:: Task description ::
Extract each line bearing the word "JSON".

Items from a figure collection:
-------------------------

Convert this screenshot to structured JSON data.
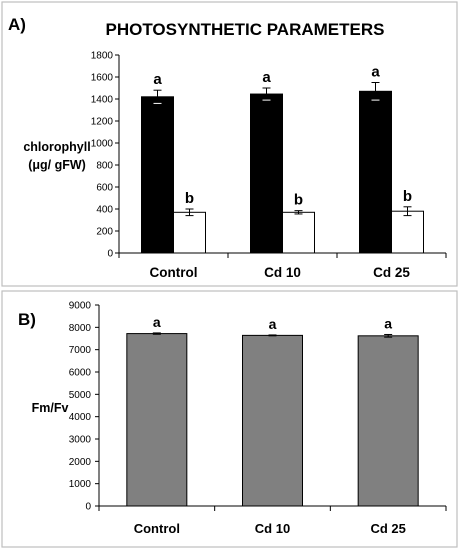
{
  "figure": {
    "title": "PHOTOSYNTHETIC PARAMETERS"
  },
  "chart_data": [
    {
      "panel_label": "A)",
      "type": "bar",
      "title": "PHOTOSYNTHETIC PARAMETERS",
      "ylabel_lines": [
        "chlorophyll",
        "(μg/ gFW)"
      ],
      "xlabel": "",
      "ylim": [
        0,
        1800
      ],
      "yticks": [
        0,
        200,
        400,
        600,
        800,
        1000,
        1200,
        1400,
        1600,
        1800
      ],
      "categories": [
        "Control",
        "Cd 10",
        "Cd 25"
      ],
      "series": [
        {
          "color": "#000000",
          "values": [
            1420,
            1445,
            1470
          ],
          "errors": [
            60,
            55,
            80
          ],
          "significance": [
            "a",
            "a",
            "a"
          ]
        },
        {
          "color": "#ffffff",
          "values": [
            370,
            370,
            380
          ],
          "errors": [
            30,
            15,
            40
          ],
          "significance": [
            "b",
            "b",
            "b"
          ]
        }
      ],
      "grid": false
    },
    {
      "panel_label": "B)",
      "type": "bar",
      "title": "",
      "ylabel_lines": [
        "Fm/Fv"
      ],
      "xlabel": "",
      "ylim": [
        0,
        9000
      ],
      "yticks": [
        0,
        1000,
        2000,
        3000,
        4000,
        5000,
        6000,
        7000,
        8000,
        9000
      ],
      "categories": [
        "Control",
        "Cd 10",
        "Cd 25"
      ],
      "series": [
        {
          "color": "#808080",
          "values": [
            7720,
            7640,
            7620
          ],
          "errors": [
            30,
            20,
            60
          ],
          "significance": [
            "a",
            "a",
            "a"
          ]
        }
      ],
      "grid": false
    }
  ]
}
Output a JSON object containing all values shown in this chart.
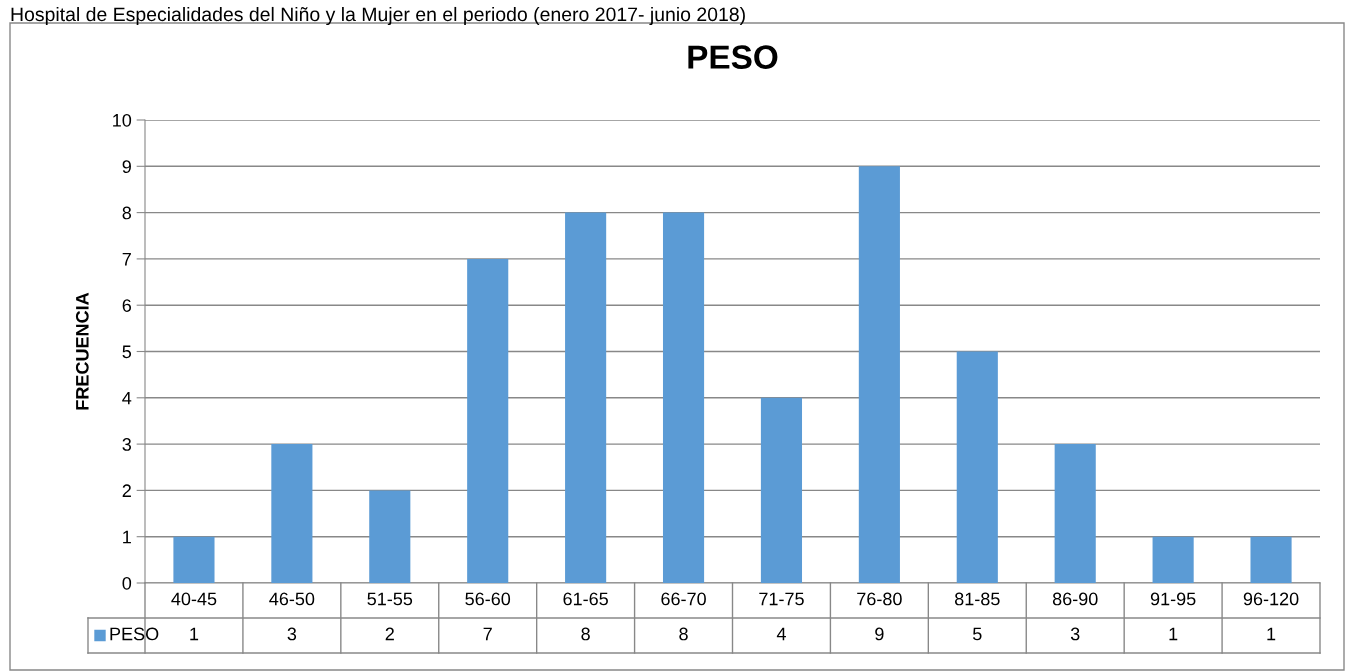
{
  "chart_data": {
    "type": "bar",
    "title": "PESO",
    "ylabel": "FRECUENCIA",
    "annotations": [
      "Hospital de Especialidades del Niño y la Mujer en el periodo (enero 2017- junio 2018)"
    ],
    "categories": [
      "40-45",
      "46-50",
      "51-55",
      "56-60",
      "61-65",
      "66-70",
      "71-75",
      "76-80",
      "81-85",
      "86-90",
      "91-95",
      "96-120"
    ],
    "series": [
      {
        "name": "PESO",
        "color": "#5b9bd5",
        "values": [
          1,
          3,
          2,
          7,
          8,
          8,
          4,
          9,
          5,
          3,
          1,
          1
        ]
      }
    ],
    "ylim": [
      0,
      10
    ],
    "yticks": [
      0,
      1,
      2,
      3,
      4,
      5,
      6,
      7,
      8,
      9,
      10
    ],
    "grid": "y",
    "legend": "bottom",
    "data_labels": true
  }
}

-------------------------

:: Result of the exercise ::
Convert this screenshot to structured JSON data.
Output a JSON object containing all values shown in this chart.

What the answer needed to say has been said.